> _RECORDS FOR THIS EXERCISE_
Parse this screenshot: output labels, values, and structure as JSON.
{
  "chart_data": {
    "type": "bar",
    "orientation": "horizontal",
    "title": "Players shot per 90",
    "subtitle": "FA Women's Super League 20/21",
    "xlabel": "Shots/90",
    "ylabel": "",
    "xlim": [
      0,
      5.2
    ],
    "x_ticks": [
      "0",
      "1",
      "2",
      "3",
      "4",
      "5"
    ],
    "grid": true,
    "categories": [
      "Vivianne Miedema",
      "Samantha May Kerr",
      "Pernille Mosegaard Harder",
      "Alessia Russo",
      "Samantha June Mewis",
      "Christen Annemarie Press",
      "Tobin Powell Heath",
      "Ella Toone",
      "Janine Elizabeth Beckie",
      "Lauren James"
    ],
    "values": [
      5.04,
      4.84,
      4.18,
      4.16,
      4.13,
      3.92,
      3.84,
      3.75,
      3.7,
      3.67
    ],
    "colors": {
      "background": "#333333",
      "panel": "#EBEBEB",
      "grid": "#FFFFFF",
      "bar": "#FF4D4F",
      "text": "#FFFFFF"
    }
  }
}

> _WHAT IS EXPECTED_
Only the number is wanted: how many lines in the entries above contain the word "values"?

> _EXERCISE RESULT_
2